» **Tarefa**:
Copie, sem alterar nada, o trecho do texto sobre educação sexual que começa em "Para Maria (nome" e segue até "do ensino fundamental.".

Assunto ainda parece ser proibido
A FOLHA entrou em contato com cinco colégios estaduais da cidade e constatou que em nenhum deles há um programa ou disciplina específicos sobre educação sexual. De vez em quando temos alguma palestra, mas é pouco. Sentimos falta de informações, reclama Cássia, 15 anos. A opinião dela e de Lucas é a mesma dos outros três estudantes da mesma faixa etária que se reuniram para a entrevista.
Para Maria (nome fictício), 17 anos, é fundamental que os adolescentes tenham muitas informações em relação à sexualidade. Ainda parece que é proibido falar no assunto. Não entendo por quê, questiona. Ela acaba de dar à luz um menino, seu primeiro filho. A gravidez não foi planejada. Aconteceu, a camisinha estourou, explica. Porém, apesar de se dizer feliz por ser mãe, ela confessa que preferia estar estudando. Tive que parar por conta da gestação, mas ano que vem quero voltar, pretendo um dia ser veterinária, diz a moça que cursava a 7ª série do ensino fundamental.
Já Larissa (nome fictício), com um jeito de falar ainda infantil aos 14 anos, diz que sua gravidez foi planejada. Juntei os trapos aos 13. Podia até ter engravidado antes. Ela acha normal o fato de ser mãe tão nova, mesmo estando impossibilitada de estudar. Sobre os planos para o futuro, ela se mostra otimista e ressalta que o filho não vai atrapalhar. Depois que terminar os estudos, vou por o nenê na creche e vou trabalhar. Um dia quero ser professora, finaliza. (W.S.)

» **Linhas fornecidas**:

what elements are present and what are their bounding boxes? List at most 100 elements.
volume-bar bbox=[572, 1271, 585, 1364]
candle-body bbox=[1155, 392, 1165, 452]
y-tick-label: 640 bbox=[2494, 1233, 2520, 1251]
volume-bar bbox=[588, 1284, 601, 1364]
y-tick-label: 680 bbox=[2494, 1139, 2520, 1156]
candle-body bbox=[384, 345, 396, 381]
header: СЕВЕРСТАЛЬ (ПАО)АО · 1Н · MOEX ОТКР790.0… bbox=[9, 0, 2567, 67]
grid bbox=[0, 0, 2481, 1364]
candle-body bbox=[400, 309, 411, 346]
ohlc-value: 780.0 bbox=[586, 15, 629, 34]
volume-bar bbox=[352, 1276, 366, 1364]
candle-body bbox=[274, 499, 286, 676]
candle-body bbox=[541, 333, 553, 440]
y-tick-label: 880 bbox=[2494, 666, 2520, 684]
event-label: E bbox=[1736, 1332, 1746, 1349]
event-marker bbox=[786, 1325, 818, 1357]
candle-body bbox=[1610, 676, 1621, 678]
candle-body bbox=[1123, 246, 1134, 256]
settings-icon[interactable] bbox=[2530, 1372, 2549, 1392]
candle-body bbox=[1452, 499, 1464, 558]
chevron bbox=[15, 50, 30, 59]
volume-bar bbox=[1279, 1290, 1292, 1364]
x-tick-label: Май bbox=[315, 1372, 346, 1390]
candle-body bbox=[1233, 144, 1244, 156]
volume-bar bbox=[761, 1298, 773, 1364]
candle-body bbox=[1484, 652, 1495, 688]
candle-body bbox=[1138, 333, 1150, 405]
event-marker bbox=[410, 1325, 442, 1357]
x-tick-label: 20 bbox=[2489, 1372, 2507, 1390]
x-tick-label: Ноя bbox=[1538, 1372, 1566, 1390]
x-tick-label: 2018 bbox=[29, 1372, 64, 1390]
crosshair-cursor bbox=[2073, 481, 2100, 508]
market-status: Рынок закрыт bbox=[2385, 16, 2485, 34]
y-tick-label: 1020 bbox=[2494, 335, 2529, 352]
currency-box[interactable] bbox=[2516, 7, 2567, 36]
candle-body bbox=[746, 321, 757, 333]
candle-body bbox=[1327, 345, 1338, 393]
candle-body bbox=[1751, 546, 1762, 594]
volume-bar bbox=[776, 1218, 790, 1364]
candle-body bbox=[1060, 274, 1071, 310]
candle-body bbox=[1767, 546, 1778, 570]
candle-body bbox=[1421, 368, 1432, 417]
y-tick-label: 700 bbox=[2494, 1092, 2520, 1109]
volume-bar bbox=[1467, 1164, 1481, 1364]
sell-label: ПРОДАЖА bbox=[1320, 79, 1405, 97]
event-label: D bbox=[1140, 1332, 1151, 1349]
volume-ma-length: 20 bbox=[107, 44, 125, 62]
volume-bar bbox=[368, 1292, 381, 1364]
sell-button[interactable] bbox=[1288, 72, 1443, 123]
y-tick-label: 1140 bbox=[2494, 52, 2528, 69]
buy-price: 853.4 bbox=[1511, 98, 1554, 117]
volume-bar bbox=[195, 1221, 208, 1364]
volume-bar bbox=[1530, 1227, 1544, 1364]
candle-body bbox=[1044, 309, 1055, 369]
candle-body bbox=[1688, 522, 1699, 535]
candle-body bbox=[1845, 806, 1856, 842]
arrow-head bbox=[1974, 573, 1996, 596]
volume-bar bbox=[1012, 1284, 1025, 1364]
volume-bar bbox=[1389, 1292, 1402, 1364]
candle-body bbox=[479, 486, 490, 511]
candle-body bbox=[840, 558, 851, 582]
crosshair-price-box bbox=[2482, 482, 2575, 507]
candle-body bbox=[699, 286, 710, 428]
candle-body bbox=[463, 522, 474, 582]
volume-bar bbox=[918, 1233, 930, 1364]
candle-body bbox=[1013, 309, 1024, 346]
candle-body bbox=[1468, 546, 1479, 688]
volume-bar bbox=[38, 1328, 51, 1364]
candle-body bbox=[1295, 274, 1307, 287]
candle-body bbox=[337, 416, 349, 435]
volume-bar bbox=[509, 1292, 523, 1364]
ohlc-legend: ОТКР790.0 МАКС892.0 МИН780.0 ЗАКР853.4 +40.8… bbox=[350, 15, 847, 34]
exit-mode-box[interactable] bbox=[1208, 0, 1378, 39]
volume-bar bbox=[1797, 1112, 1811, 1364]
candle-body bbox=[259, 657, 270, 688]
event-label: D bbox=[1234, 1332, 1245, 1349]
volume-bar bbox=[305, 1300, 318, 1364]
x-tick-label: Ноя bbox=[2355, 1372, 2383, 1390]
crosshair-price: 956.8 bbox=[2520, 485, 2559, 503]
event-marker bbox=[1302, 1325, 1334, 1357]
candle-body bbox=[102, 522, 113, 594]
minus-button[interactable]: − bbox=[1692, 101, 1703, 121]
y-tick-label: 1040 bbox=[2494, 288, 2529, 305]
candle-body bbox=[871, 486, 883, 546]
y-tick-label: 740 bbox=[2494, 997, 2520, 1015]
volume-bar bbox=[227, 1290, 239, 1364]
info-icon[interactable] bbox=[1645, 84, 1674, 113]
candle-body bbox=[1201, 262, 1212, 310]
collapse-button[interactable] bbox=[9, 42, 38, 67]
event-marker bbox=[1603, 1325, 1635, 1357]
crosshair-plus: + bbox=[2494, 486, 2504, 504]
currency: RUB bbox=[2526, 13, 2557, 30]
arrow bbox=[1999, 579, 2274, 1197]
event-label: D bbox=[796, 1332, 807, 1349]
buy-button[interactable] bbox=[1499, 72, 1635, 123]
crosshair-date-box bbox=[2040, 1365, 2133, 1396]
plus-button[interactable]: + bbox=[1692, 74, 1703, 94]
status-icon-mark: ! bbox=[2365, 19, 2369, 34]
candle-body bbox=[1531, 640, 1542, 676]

» **Resposta esperada**:
Para Maria (nome fictício), 17 anos, é fundamental que os adolescentes tenham muitas informações em relação à sexualidade. Ainda parece que é proibido falar no assunto. Não entendo por quê, questiona. Ela acaba de dar à luz um menino, seu primeiro filho. A gravidez não foi planejada. Aconteceu, a camisinha estourou, explica. Porém, apesar de se dizer feliz por ser mãe, ela confessa que preferia estar estudando. Tive que parar por conta da gestação, mas ano que vem quero voltar, pretendo um dia ser veterinária, diz a moça que cursava a 7ª série do ensino fundamental.